Stored data entries:

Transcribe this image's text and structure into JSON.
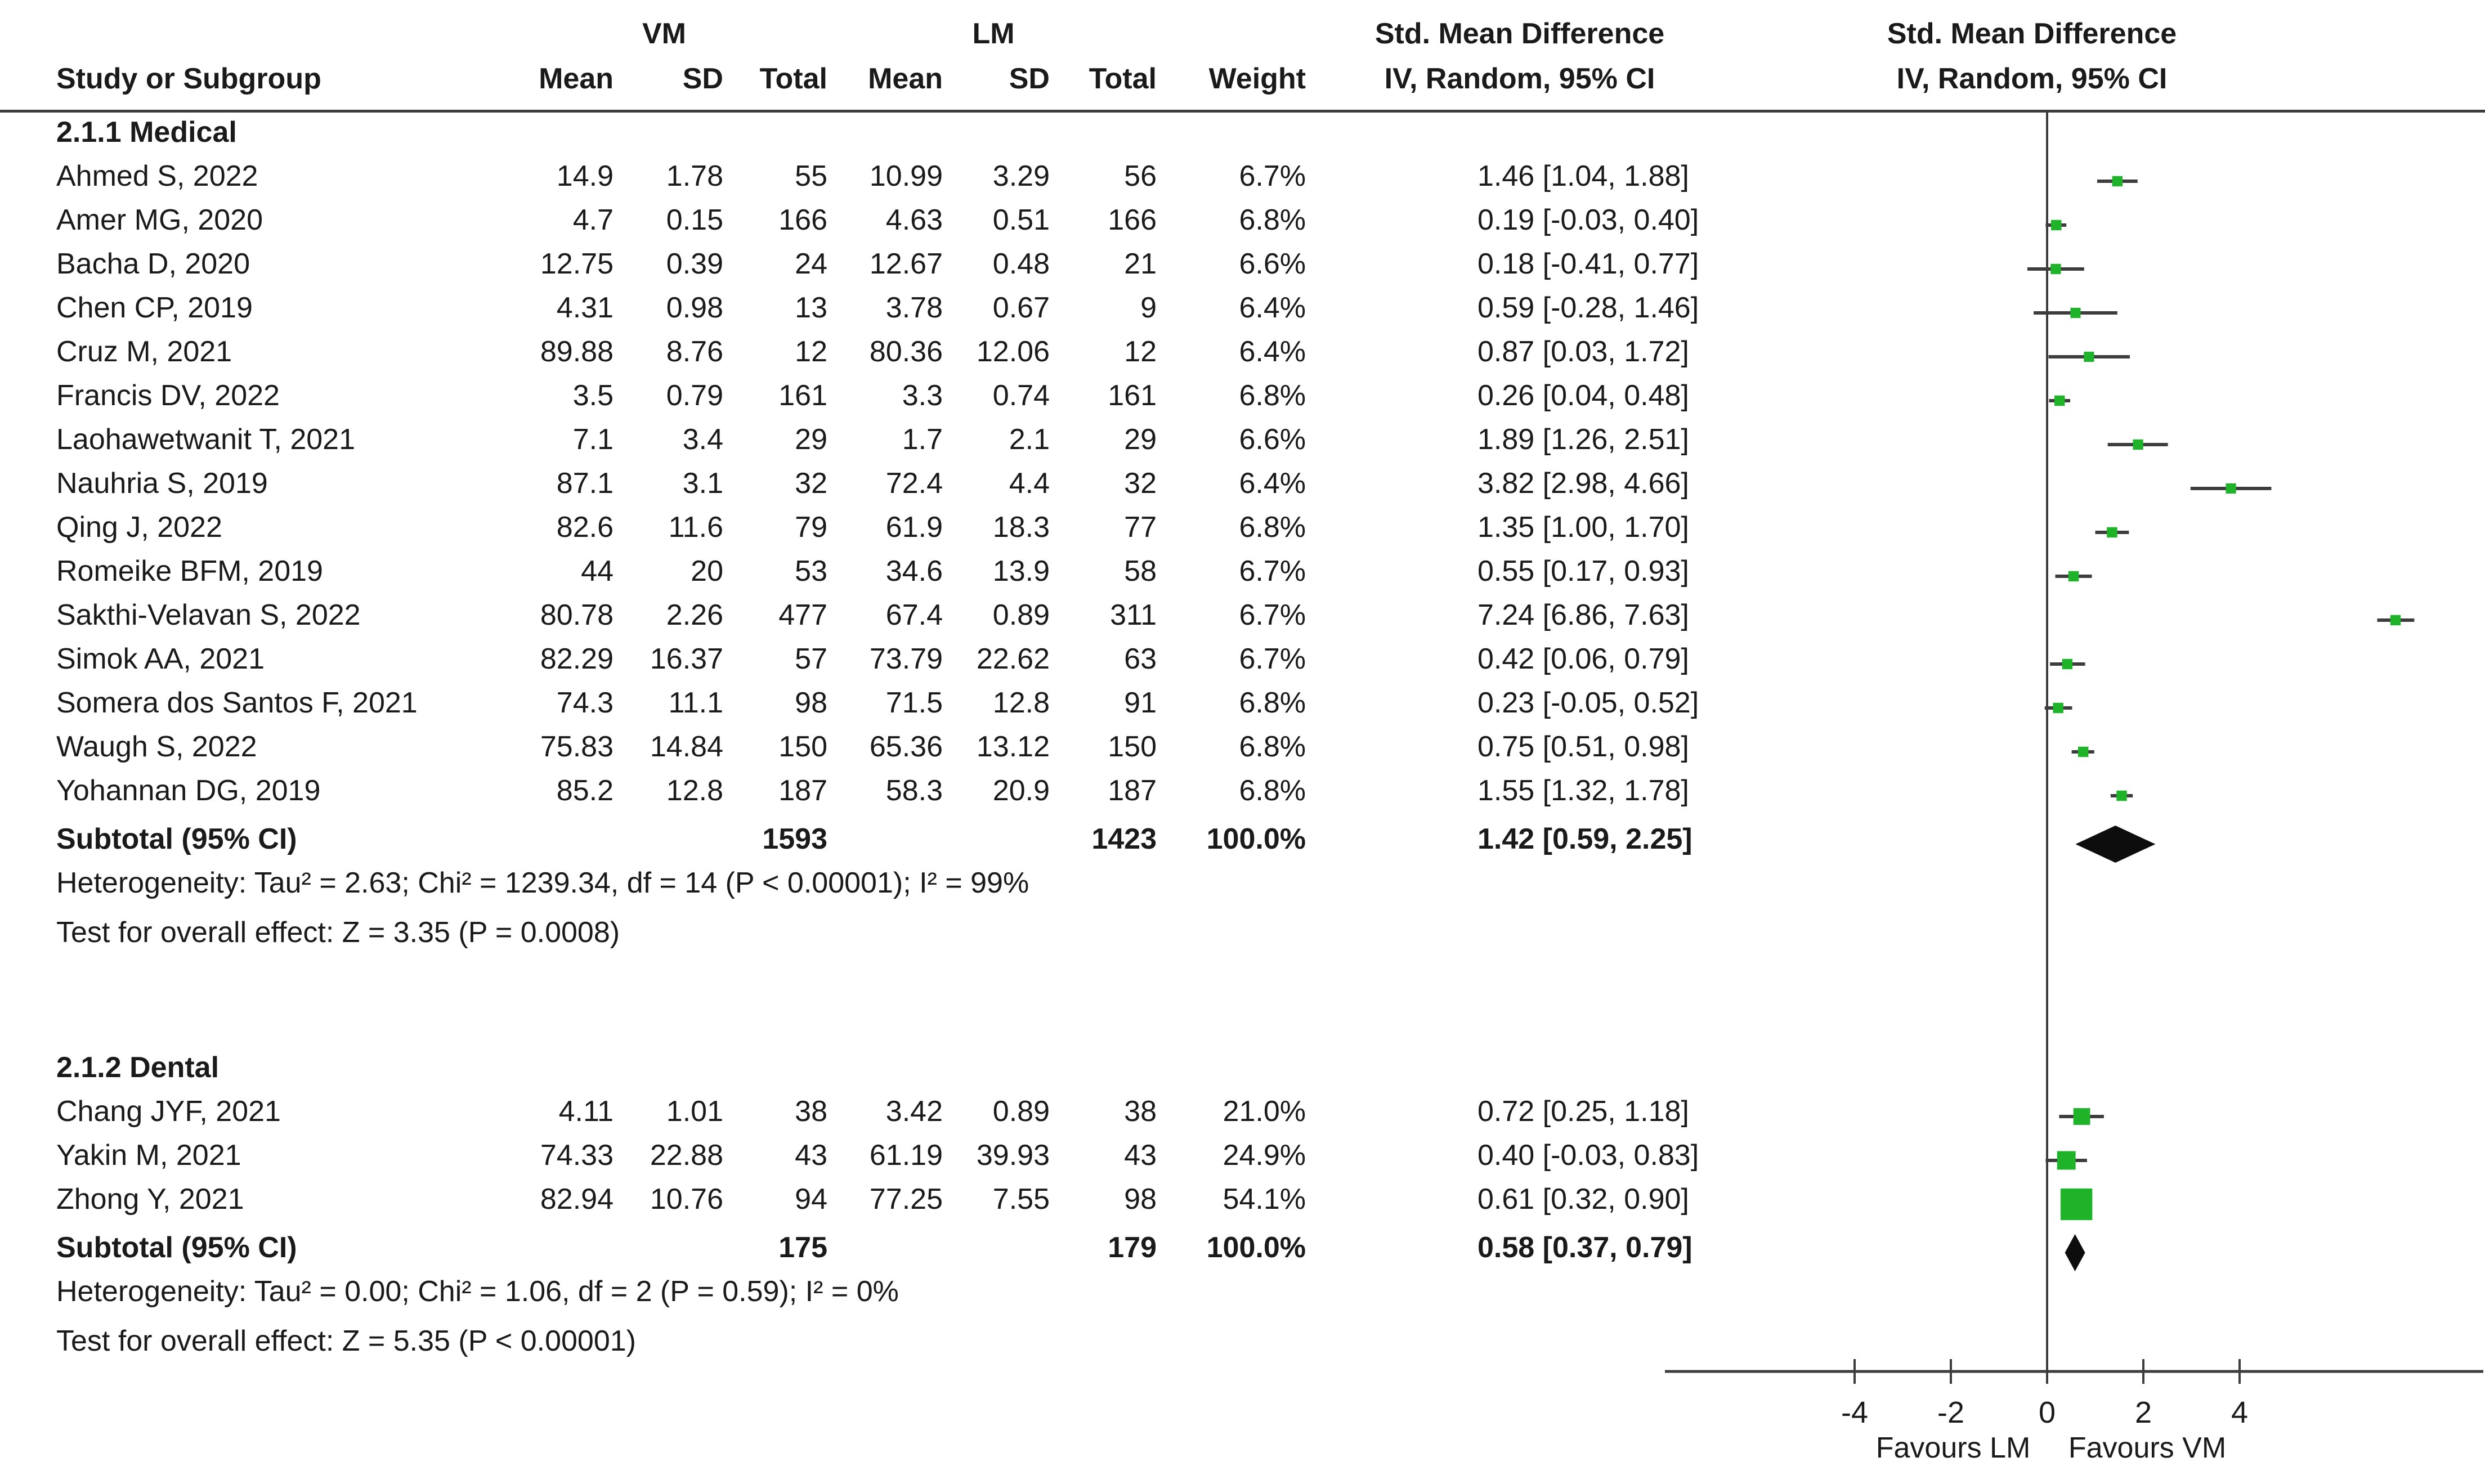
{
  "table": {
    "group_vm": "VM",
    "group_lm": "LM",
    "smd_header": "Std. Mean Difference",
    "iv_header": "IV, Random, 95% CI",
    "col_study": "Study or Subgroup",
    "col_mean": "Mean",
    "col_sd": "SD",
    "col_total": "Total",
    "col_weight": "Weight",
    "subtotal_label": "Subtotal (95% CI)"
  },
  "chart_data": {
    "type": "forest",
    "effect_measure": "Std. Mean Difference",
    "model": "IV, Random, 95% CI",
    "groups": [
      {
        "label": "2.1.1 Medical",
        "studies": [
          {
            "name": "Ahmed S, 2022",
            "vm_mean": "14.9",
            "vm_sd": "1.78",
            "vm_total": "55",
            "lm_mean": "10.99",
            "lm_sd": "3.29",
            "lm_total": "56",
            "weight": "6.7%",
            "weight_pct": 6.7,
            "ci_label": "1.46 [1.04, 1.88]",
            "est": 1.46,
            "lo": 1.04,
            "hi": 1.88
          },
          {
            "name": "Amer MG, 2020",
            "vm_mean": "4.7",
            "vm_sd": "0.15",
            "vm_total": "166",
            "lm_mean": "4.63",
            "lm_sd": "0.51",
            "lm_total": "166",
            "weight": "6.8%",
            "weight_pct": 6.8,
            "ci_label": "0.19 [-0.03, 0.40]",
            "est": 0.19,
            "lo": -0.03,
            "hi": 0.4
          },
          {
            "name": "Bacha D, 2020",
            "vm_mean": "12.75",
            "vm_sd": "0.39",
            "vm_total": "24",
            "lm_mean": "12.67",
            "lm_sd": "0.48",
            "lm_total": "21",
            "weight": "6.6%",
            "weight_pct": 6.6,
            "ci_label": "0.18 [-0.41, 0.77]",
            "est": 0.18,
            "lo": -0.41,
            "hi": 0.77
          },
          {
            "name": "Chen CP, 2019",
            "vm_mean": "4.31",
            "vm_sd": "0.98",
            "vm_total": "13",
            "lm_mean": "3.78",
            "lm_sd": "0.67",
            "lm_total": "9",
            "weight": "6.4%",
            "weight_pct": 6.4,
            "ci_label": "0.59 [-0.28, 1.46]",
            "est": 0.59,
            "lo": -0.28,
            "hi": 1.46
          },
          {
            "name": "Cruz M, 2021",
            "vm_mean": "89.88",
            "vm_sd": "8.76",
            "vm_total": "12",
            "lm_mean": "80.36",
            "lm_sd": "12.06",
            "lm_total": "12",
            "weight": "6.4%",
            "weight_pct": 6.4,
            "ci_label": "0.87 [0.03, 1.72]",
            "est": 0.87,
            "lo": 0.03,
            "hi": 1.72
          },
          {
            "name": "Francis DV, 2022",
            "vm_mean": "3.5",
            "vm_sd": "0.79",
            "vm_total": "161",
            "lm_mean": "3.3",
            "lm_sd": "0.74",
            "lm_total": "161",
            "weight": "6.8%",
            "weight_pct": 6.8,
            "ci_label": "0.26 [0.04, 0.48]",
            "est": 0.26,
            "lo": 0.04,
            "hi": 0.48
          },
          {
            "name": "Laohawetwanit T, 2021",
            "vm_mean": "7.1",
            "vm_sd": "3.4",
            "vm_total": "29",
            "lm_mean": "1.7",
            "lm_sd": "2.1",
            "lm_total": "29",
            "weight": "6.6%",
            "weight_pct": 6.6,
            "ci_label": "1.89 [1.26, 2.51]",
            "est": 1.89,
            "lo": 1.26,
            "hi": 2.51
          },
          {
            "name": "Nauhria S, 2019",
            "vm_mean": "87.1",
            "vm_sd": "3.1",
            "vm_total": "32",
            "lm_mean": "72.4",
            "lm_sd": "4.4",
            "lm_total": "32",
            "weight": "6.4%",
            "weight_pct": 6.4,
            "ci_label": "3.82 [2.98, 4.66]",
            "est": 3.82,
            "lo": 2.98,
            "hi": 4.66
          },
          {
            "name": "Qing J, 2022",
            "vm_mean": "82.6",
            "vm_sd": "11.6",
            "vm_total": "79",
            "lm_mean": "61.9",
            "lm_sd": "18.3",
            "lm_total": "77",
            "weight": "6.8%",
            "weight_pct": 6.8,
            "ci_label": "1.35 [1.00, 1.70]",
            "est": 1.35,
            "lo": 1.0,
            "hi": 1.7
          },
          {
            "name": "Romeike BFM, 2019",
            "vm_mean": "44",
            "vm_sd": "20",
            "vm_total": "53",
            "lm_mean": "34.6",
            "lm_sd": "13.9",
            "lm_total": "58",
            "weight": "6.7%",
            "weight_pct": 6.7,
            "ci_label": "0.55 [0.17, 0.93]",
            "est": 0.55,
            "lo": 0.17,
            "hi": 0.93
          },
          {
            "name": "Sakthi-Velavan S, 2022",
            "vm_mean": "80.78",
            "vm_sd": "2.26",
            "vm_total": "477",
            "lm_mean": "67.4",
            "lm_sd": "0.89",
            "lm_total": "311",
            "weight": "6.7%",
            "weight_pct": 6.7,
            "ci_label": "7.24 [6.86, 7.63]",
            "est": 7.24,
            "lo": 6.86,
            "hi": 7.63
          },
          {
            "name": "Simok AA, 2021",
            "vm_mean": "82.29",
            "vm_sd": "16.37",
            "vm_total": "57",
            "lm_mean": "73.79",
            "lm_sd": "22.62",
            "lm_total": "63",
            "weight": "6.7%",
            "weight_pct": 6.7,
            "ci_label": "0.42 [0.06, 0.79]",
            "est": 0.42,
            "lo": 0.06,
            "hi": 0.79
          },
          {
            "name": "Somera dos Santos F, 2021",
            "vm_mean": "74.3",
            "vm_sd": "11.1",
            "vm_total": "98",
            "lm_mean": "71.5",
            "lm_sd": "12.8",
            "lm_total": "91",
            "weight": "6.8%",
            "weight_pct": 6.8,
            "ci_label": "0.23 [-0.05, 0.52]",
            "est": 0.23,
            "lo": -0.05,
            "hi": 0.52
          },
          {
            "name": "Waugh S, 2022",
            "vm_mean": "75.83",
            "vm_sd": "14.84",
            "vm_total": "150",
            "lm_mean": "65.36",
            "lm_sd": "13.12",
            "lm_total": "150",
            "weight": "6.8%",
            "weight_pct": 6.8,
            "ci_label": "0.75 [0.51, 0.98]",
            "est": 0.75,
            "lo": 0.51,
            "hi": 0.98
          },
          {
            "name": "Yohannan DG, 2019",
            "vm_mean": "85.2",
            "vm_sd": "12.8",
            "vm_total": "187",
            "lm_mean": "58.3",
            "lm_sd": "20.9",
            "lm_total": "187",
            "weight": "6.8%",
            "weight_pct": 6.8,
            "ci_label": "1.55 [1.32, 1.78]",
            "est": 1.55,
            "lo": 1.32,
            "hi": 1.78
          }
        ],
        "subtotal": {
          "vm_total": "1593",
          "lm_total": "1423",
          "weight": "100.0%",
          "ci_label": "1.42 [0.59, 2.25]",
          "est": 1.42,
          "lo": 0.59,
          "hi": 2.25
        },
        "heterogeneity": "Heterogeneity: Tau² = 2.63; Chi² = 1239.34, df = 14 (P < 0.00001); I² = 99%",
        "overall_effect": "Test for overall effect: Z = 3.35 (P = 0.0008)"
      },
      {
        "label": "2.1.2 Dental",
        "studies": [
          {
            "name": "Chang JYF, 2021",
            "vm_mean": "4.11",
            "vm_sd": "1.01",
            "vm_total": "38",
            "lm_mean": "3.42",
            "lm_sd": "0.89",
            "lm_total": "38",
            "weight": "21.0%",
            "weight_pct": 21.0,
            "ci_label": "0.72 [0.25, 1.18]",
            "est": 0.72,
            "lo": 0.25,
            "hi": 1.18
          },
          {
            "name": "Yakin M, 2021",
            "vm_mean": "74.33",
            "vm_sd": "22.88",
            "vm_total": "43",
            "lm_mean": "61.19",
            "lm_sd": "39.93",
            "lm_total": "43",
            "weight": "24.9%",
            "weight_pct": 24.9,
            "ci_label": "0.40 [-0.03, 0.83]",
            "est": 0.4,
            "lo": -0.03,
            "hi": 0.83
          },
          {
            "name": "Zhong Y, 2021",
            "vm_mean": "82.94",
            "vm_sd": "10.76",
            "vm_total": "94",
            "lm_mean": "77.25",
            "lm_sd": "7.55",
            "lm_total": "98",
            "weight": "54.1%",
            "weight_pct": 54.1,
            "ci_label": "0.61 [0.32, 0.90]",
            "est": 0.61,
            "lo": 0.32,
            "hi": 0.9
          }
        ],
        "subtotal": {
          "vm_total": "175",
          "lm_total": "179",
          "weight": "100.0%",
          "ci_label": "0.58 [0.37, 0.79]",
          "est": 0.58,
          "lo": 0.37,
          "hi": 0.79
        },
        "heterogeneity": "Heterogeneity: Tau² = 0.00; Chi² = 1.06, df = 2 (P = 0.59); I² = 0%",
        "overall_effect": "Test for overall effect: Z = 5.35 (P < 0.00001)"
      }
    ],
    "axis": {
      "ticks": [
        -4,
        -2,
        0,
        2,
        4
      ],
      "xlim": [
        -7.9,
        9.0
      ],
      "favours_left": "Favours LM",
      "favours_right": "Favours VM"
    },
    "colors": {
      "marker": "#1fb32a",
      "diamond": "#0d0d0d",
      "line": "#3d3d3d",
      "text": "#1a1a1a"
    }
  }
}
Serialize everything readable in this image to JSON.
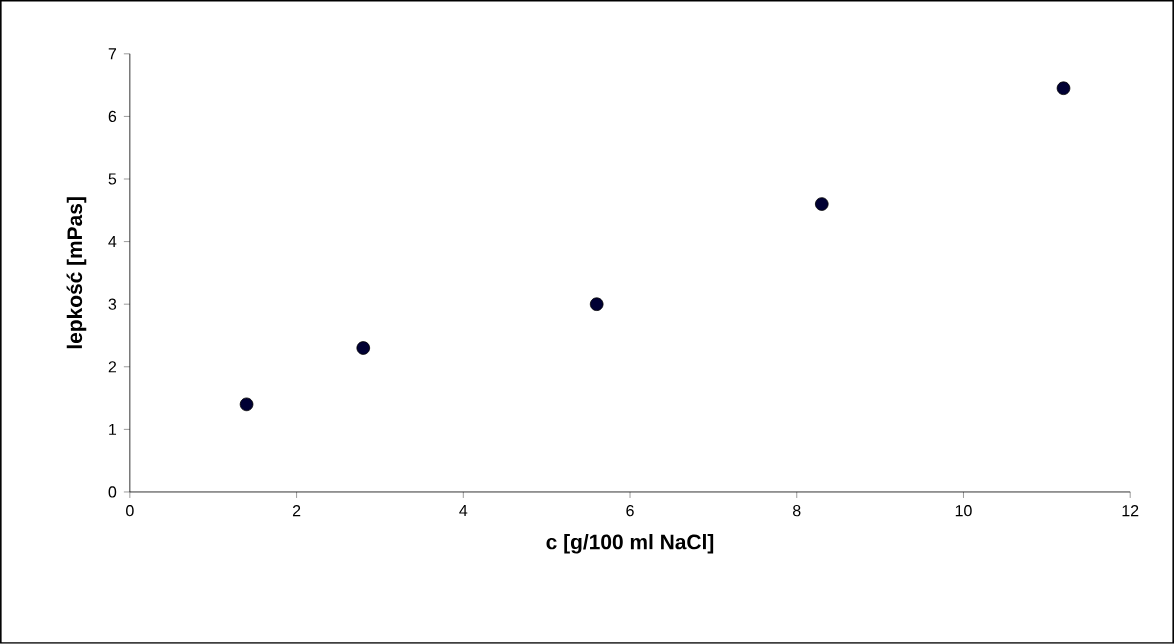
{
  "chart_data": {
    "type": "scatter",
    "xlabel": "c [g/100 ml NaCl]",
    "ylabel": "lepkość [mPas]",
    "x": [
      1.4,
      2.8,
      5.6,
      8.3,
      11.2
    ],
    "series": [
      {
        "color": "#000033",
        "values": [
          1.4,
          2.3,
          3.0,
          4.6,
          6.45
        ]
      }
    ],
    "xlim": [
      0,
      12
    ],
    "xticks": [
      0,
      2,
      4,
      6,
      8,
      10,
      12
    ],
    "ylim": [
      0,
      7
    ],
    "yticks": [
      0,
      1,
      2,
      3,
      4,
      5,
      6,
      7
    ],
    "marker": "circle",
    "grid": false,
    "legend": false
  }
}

* [Exercise aim]
Reproduce, word for word, every line from the one that contains "Serialize everything readable" to the end of the data, including both ends; omit all pictures.

* [Correct answer]
Serialize everything readable in this image to JSON.
{
  "chart_data": {
    "type": "scatter",
    "xlabel": "c [g/100 ml NaCl]",
    "ylabel": "lepkość [mPas]",
    "x": [
      1.4,
      2.8,
      5.6,
      8.3,
      11.2
    ],
    "series": [
      {
        "color": "#000033",
        "values": [
          1.4,
          2.3,
          3.0,
          4.6,
          6.45
        ]
      }
    ],
    "xlim": [
      0,
      12
    ],
    "xticks": [
      0,
      2,
      4,
      6,
      8,
      10,
      12
    ],
    "ylim": [
      0,
      7
    ],
    "yticks": [
      0,
      1,
      2,
      3,
      4,
      5,
      6,
      7
    ],
    "marker": "circle",
    "grid": false,
    "legend": false
  }
}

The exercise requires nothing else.